*Task description*
Lift every line from the entries that includes the word "given".

*Dataset items*
↓
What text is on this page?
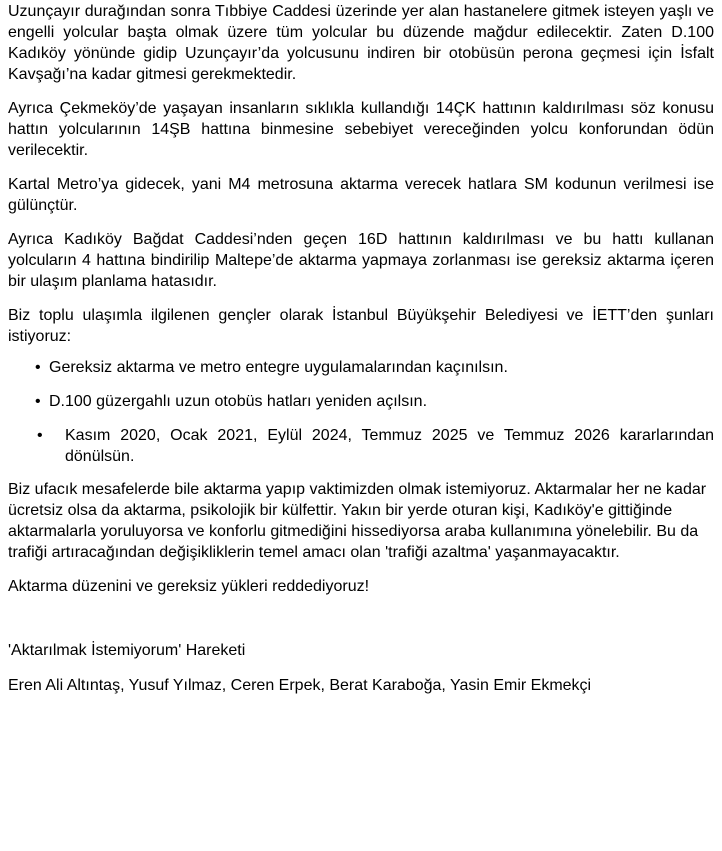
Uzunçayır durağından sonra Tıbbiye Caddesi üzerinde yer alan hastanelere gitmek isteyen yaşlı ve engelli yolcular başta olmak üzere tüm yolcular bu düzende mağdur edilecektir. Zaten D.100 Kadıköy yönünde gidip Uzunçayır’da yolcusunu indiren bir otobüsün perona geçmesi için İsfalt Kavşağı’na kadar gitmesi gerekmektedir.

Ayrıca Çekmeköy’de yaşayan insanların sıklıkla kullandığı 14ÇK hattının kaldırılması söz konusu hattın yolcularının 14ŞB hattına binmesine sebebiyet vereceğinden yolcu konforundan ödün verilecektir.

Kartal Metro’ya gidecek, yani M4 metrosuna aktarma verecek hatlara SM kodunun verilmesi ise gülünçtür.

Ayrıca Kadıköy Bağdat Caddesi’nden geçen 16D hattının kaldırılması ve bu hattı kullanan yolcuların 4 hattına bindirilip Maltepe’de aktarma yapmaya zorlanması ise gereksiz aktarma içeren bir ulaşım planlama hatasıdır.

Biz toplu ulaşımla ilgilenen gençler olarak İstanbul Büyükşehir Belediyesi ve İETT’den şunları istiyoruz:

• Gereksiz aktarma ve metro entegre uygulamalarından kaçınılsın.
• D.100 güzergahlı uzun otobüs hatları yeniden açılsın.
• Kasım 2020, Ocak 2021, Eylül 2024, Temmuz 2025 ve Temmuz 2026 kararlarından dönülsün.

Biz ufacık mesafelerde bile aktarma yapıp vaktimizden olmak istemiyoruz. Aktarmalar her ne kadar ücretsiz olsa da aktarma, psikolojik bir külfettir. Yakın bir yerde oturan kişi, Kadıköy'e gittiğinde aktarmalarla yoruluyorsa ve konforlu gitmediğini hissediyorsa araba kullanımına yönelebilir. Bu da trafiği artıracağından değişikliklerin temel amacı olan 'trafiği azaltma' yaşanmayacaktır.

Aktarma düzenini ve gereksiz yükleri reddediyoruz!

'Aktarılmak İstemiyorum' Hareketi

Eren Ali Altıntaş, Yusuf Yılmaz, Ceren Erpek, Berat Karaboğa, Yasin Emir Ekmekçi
↑
↓
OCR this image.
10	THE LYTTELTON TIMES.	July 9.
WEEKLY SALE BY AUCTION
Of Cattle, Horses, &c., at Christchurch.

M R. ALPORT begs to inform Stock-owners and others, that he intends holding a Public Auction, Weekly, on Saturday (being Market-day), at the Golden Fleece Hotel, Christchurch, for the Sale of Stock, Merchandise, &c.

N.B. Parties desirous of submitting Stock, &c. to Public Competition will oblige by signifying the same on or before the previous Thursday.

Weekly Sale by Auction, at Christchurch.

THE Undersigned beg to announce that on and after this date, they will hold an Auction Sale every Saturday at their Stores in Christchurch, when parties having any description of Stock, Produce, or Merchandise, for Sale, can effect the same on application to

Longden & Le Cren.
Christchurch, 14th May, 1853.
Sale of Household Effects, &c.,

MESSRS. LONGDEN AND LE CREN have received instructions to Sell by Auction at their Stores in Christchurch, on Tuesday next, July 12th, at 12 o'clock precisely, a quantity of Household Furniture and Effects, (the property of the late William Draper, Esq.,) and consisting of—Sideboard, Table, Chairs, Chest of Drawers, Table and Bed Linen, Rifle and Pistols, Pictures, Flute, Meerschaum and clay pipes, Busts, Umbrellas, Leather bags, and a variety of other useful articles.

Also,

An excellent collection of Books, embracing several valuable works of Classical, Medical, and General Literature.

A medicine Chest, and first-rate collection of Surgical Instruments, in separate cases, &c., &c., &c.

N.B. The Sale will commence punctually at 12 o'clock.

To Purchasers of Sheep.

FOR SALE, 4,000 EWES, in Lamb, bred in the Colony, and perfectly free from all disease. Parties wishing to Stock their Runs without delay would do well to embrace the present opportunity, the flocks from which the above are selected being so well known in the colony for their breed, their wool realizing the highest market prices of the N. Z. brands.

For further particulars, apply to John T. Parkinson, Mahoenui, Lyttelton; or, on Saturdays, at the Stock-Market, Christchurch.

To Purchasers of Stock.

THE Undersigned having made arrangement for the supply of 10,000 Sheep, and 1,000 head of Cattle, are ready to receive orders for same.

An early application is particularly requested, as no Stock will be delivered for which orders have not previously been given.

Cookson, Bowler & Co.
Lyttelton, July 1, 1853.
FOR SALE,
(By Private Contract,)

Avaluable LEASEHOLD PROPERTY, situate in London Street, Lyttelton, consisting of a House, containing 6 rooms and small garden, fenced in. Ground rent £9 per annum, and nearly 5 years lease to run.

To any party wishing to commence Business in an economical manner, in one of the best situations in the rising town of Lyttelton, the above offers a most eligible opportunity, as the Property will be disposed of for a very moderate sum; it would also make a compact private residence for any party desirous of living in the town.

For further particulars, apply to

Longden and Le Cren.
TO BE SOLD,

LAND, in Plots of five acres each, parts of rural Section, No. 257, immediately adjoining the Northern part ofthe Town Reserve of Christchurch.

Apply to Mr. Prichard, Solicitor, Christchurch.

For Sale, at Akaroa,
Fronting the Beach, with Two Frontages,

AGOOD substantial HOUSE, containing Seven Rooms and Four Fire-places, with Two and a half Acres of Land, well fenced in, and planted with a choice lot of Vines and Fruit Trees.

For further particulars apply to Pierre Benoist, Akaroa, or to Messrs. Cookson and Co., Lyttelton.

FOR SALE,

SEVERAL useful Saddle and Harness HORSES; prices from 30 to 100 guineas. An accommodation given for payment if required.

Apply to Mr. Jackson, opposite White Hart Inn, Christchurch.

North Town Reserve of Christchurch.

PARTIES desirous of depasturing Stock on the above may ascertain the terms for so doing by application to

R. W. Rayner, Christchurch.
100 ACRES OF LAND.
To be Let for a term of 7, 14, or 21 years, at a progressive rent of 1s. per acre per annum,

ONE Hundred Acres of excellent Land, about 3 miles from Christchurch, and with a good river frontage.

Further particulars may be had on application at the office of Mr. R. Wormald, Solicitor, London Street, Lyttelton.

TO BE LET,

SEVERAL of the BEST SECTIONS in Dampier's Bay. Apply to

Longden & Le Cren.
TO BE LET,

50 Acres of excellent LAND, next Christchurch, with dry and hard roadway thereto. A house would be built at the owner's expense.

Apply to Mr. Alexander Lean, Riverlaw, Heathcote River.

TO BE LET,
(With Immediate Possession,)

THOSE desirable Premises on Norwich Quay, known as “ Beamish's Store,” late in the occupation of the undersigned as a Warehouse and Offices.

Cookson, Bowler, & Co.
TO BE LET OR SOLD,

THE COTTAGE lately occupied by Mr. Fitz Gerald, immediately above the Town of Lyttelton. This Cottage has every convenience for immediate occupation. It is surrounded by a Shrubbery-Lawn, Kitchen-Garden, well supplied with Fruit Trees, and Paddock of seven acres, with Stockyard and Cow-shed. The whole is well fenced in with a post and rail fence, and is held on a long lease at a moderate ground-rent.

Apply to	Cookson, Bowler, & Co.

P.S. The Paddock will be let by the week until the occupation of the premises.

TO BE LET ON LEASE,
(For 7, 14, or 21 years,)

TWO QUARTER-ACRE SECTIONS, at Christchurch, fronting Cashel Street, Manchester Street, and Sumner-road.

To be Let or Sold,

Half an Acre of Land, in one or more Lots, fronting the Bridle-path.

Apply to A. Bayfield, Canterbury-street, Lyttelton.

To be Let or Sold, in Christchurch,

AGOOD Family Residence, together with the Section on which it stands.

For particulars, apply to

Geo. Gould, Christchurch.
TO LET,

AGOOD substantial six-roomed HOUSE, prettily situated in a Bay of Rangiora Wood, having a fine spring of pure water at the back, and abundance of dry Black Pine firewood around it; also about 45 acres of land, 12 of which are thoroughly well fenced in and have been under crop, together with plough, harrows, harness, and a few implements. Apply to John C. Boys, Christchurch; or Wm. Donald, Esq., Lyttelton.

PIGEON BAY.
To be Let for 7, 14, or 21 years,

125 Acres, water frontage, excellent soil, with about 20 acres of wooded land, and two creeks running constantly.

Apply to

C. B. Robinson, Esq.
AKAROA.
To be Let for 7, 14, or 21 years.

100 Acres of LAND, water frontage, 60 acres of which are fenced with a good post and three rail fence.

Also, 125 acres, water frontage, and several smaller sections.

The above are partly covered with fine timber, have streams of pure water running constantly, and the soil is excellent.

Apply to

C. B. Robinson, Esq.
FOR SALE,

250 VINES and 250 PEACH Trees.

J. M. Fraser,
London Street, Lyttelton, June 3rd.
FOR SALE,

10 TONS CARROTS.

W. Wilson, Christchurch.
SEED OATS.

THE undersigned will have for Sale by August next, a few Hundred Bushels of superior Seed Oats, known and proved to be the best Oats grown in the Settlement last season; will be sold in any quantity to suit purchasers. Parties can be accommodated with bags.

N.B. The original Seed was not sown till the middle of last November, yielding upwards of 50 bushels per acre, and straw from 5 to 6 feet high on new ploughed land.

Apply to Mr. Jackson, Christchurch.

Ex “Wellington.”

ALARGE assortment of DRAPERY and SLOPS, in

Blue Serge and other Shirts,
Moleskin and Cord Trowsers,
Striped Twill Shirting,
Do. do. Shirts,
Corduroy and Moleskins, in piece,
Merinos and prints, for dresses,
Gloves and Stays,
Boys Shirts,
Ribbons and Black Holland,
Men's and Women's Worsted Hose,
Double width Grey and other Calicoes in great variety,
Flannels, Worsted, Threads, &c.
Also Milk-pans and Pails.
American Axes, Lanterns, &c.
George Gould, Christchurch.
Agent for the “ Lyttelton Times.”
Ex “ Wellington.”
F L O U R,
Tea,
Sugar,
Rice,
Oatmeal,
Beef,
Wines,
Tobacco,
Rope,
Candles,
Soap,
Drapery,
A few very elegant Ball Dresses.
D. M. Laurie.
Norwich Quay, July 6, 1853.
↑
↓
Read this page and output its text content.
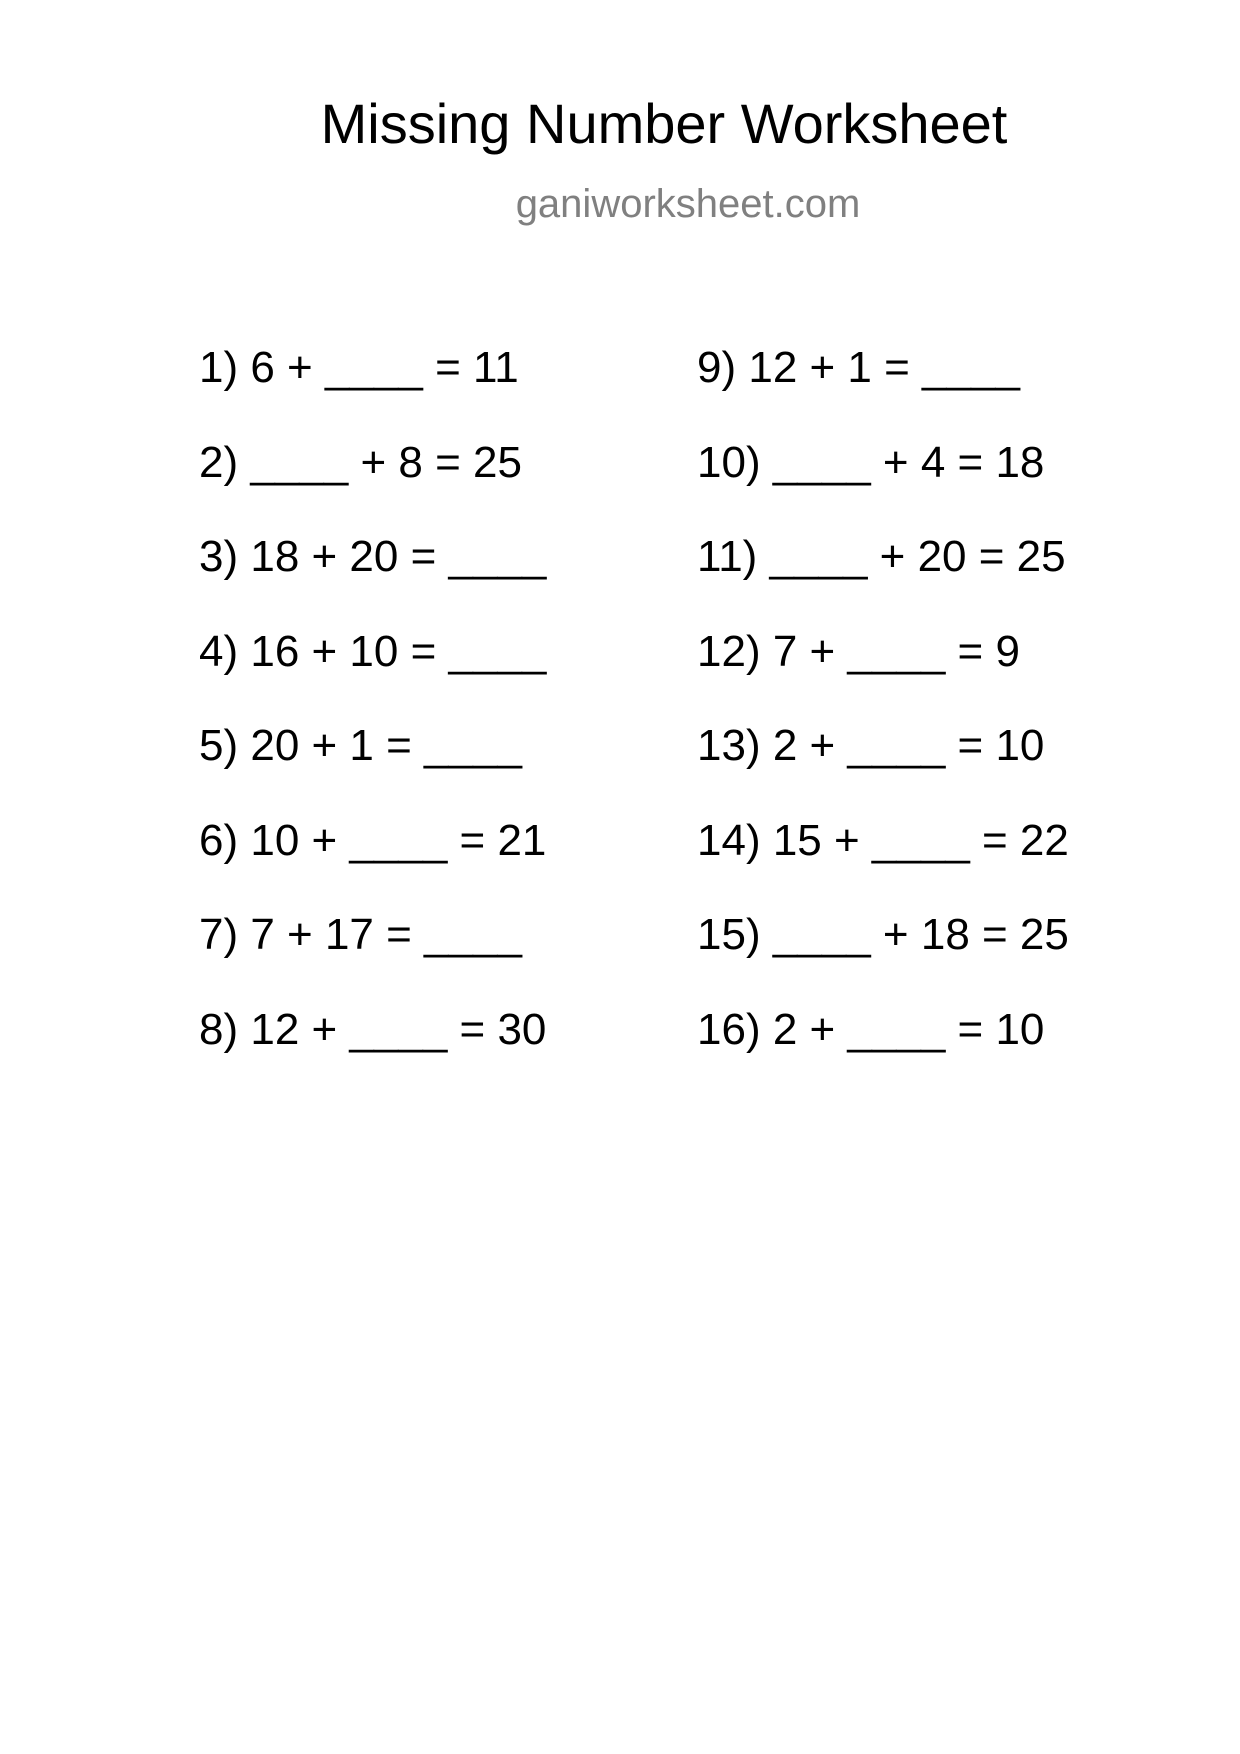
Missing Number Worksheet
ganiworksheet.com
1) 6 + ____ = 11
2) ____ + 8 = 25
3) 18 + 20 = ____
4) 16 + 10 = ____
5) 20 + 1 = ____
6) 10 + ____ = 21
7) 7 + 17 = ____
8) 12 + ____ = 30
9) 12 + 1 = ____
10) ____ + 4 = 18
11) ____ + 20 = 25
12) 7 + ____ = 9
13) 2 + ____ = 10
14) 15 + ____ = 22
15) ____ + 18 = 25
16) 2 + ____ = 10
↑
*Answer for this exercise*
An early application is particularly requested, as no Stock will be delivered for which orders have not previously been given.
SEVERAL useful Saddle and Harness HORSES; prices from 30 to 100 guineas. An accommodation given for payment if required.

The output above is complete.